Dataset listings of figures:
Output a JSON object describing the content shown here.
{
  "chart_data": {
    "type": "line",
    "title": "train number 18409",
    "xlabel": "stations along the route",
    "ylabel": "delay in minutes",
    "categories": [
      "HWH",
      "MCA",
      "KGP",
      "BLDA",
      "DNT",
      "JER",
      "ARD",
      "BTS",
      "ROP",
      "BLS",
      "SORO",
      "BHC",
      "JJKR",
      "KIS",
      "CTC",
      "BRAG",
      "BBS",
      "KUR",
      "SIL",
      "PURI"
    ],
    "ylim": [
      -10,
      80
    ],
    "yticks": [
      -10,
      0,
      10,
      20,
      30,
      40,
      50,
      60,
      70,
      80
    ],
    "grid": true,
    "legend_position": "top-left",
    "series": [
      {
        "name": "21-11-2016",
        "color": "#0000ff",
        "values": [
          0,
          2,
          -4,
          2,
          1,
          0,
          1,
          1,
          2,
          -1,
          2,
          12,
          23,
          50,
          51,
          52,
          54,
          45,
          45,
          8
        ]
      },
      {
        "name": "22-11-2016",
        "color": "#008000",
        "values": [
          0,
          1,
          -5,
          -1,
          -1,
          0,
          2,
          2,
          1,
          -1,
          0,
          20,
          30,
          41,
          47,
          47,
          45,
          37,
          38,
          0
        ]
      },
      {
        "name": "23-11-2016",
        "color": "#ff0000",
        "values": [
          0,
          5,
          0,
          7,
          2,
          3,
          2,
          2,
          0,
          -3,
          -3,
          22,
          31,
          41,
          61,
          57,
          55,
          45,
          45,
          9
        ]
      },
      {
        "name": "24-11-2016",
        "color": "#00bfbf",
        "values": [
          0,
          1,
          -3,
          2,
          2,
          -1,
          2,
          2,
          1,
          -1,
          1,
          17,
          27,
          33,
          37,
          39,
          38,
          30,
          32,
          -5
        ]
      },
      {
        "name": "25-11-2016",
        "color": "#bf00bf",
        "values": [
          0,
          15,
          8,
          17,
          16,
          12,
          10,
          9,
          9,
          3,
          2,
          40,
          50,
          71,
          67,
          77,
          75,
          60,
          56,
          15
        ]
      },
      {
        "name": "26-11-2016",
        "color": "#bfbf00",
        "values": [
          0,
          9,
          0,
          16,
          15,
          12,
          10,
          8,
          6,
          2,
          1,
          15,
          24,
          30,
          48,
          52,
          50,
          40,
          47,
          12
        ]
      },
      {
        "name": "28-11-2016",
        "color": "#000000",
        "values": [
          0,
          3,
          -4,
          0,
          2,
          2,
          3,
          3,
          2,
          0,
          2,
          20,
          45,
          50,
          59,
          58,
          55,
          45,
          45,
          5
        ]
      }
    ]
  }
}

WHAT IS REQUIRED: Faithfully reproduce all of the records, character for character.

TASK ANSWER:
Output a JSON object describing the content shown here.
{
  "chart_data": {
    "type": "line",
    "title": "train number 18409",
    "xlabel": "stations along the route",
    "ylabel": "delay in minutes",
    "categories": [
      "HWH",
      "MCA",
      "KGP",
      "BLDA",
      "DNT",
      "JER",
      "ARD",
      "BTS",
      "ROP",
      "BLS",
      "SORO",
      "BHC",
      "JJKR",
      "KIS",
      "CTC",
      "BRAG",
      "BBS",
      "KUR",
      "SIL",
      "PURI"
    ],
    "ylim": [
      -10,
      80
    ],
    "yticks": [
      -10,
      0,
      10,
      20,
      30,
      40,
      50,
      60,
      70,
      80
    ],
    "grid": true,
    "legend_position": "top-left",
    "series": [
      {
        "name": "21-11-2016",
        "color": "#0000ff",
        "values": [
          0,
          2,
          -4,
          2,
          1,
          0,
          1,
          1,
          2,
          -1,
          2,
          12,
          23,
          50,
          51,
          52,
          54,
          45,
          45,
          8
        ]
      },
      {
        "name": "22-11-2016",
        "color": "#008000",
        "values": [
          0,
          1,
          -5,
          -1,
          -1,
          0,
          2,
          2,
          1,
          -1,
          0,
          20,
          30,
          41,
          47,
          47,
          45,
          37,
          38,
          0
        ]
      },
      {
        "name": "23-11-2016",
        "color": "#ff0000",
        "values": [
          0,
          5,
          0,
          7,
          2,
          3,
          2,
          2,
          0,
          -3,
          -3,
          22,
          31,
          41,
          61,
          57,
          55,
          45,
          45,
          9
        ]
      },
      {
        "name": "24-11-2016",
        "color": "#00bfbf",
        "values": [
          0,
          1,
          -3,
          2,
          2,
          -1,
          2,
          2,
          1,
          -1,
          1,
          17,
          27,
          33,
          37,
          39,
          38,
          30,
          32,
          -5
        ]
      },
      {
        "name": "25-11-2016",
        "color": "#bf00bf",
        "values": [
          0,
          15,
          8,
          17,
          16,
          12,
          10,
          9,
          9,
          3,
          2,
          40,
          50,
          71,
          67,
          77,
          75,
          60,
          56,
          15
        ]
      },
      {
        "name": "26-11-2016",
        "color": "#bfbf00",
        "values": [
          0,
          9,
          0,
          16,
          15,
          12,
          10,
          8,
          6,
          2,
          1,
          15,
          24,
          30,
          48,
          52,
          50,
          40,
          47,
          12
        ]
      },
      {
        "name": "28-11-2016",
        "color": "#000000",
        "values": [
          0,
          3,
          -4,
          0,
          2,
          2,
          3,
          3,
          2,
          0,
          2,
          20,
          45,
          50,
          59,
          58,
          55,
          45,
          45,
          5
        ]
      }
    ]
  }
}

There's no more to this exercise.